**Recorded data:**

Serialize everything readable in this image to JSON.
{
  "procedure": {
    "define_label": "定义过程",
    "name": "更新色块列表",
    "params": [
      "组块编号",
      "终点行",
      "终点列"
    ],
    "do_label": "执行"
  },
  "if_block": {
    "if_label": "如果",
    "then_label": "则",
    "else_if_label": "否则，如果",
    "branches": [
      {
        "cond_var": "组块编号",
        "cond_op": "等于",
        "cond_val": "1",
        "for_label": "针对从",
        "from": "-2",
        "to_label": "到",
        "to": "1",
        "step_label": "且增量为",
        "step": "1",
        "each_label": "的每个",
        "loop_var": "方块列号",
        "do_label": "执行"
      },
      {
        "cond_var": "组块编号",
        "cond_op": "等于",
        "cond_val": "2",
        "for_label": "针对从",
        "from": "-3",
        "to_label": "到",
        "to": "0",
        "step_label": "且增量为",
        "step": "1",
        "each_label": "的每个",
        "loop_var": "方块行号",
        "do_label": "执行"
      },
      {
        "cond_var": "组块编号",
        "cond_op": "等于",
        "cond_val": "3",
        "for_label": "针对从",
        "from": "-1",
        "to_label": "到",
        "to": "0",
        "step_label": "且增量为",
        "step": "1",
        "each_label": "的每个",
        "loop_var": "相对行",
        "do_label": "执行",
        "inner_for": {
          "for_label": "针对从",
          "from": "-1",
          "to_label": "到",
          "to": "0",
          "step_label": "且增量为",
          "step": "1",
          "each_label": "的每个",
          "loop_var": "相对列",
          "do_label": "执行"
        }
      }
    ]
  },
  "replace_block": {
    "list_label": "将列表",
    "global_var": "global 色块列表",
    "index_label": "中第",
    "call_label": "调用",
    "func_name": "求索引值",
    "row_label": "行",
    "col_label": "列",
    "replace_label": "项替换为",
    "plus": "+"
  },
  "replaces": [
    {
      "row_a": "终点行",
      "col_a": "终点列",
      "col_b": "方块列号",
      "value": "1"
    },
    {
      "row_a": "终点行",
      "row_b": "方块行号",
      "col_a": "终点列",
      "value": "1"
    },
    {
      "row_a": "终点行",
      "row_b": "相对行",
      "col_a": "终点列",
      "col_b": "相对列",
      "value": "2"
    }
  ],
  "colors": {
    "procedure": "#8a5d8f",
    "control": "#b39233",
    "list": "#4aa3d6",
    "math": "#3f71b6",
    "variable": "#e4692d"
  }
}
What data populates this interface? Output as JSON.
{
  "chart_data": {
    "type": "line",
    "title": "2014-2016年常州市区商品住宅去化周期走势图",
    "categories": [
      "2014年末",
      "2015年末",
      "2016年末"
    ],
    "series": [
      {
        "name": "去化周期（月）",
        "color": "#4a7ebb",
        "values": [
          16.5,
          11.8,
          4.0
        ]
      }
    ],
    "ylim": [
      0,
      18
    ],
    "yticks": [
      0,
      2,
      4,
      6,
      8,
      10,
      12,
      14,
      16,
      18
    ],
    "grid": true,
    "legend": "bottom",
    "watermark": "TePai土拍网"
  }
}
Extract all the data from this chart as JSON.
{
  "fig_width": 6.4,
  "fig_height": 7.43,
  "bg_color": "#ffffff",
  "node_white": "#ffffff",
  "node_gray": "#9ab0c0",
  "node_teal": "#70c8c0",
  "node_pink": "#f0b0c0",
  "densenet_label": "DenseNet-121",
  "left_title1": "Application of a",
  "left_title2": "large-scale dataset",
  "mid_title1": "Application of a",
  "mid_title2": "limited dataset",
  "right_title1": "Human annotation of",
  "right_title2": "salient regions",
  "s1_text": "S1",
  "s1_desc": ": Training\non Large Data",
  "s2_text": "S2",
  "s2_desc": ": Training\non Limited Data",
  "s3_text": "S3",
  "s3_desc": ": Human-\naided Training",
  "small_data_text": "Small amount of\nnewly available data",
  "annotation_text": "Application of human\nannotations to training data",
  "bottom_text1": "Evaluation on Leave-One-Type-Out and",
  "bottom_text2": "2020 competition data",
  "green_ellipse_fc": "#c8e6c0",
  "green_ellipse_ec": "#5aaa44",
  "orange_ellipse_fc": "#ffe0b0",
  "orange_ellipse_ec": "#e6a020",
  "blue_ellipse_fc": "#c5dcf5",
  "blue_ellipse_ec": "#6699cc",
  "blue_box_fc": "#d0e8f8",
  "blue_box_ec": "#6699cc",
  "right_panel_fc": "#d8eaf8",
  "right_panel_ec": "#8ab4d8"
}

**What is expected:**
Retype the listing exactly, in full.

**Output:**
Serialize everything readable in this image to JSON.
{
  "procedure": {
    "define_label": "定义过程",
    "name": "更新色块列表",
    "params": [
      "组块编号",
      "终点行",
      "终点列"
    ],
    "do_label": "执行"
  },
  "if_block": {
    "if_label": "如果",
    "then_label": "则",
    "else_if_label": "否则，如果",
    "branches": [
      {
        "cond_var": "组块编号",
        "cond_op": "等于",
        "cond_val": "1",
        "for_label": "针对从",
        "from": "-2",
        "to_label": "到",
        "to": "1",
        "step_label": "且增量为",
        "step": "1",
        "each_label": "的每个",
        "loop_var": "方块列号",
        "do_label": "执行"
      },
      {
        "cond_var": "组块编号",
        "cond_op": "等于",
        "cond_val": "2",
        "for_label": "针对从",
        "from": "-3",
        "to_label": "到",
        "to": "0",
        "step_label": "且增量为",
        "step": "1",
        "each_label": "的每个",
        "loop_var": "方块行号",
        "do_label": "执行"
      },
      {
        "cond_var": "组块编号",
        "cond_op": "等于",
        "cond_val": "3",
        "for_label": "针对从",
        "from": "-1",
        "to_label": "到",
        "to": "0",
        "step_label": "且增量为",
        "step": "1",
        "each_label": "的每个",
        "loop_var": "相对行",
        "do_label": "执行",
        "inner_for": {
          "for_label": "针对从",
          "from": "-1",
          "to_label": "到",
          "to": "0",
          "step_label": "且增量为",
          "step": "1",
          "each_label": "的每个",
          "loop_var": "相对列",
          "do_label": "执行"
        }
      }
    ]
  },
  "replace_block": {
    "list_label": "将列表",
    "global_var": "global 色块列表",
    "index_label": "中第",
    "call_label": "调用",
    "func_name": "求索引值",
    "row_label": "行",
    "col_label": "列",
    "replace_label": "项替换为",
    "plus": "+"
  },
  "replaces": [
    {
      "row_a": "终点行",
      "col_a": "终点列",
      "col_b": "方块列号",
      "value": "1"
    },
    {
      "row_a": "终点行",
      "row_b": "方块行号",
      "col_a": "终点列",
      "value": "1"
    },
    {
      "row_a": "终点行",
      "row_b": "相对行",
      "col_a": "终点列",
      "col_b": "相对列",
      "value": "2"
    }
  ],
  "colors": {
    "procedure": "#8a5d8f",
    "control": "#b39233",
    "list": "#4aa3d6",
    "math": "#3f71b6",
    "variable": "#e4692d"
  }
}
What data populates this interface? Output as JSON.
{
  "chart_data": {
    "type": "line",
    "title": "2014-2016年常州市区商品住宅去化周期走势图",
    "categories": [
      "2014年末",
      "2015年末",
      "2016年末"
    ],
    "series": [
      {
        "name": "去化周期（月）",
        "color": "#4a7ebb",
        "values": [
          16.5,
          11.8,
          4.0
        ]
      }
    ],
    "ylim": [
      0,
      18
    ],
    "yticks": [
      0,
      2,
      4,
      6,
      8,
      10,
      12,
      14,
      16,
      18
    ],
    "grid": true,
    "legend": "bottom",
    "watermark": "TePai土拍网"
  }
}
Extract all the data from this chart as JSON.
{
  "fig_width": 6.4,
  "fig_height": 7.43,
  "bg_color": "#ffffff",
  "node_white": "#ffffff",
  "node_gray": "#9ab0c0",
  "node_teal": "#70c8c0",
  "node_pink": "#f0b0c0",
  "densenet_label": "DenseNet-121",
  "left_title1": "Application of a",
  "left_title2": "large-scale dataset",
  "mid_title1": "Application of a",
  "mid_title2": "limited dataset",
  "right_title1": "Human annotation of",
  "right_title2": "salient regions",
  "s1_text": "S1",
  "s1_desc": ": Training\non Large Data",
  "s2_text": "S2",
  "s2_desc": ": Training\non Limited Data",
  "s3_text": "S3",
  "s3_desc": ": Human-\naided Training",
  "small_data_text": "Small amount of\nnewly available data",
  "annotation_text": "Application of human\nannotations to training data",
  "bottom_text1": "Evaluation on Leave-One-Type-Out and",
  "bottom_text2": "2020 competition data",
  "green_ellipse_fc": "#c8e6c0",
  "green_ellipse_ec": "#5aaa44",
  "orange_ellipse_fc": "#ffe0b0",
  "orange_ellipse_ec": "#e6a020",
  "blue_ellipse_fc": "#c5dcf5",
  "blue_ellipse_ec": "#6699cc",
  "blue_box_fc": "#d0e8f8",
  "blue_box_ec": "#6699cc",
  "right_panel_fc": "#d8eaf8",
  "right_panel_ec": "#8ab4d8"
}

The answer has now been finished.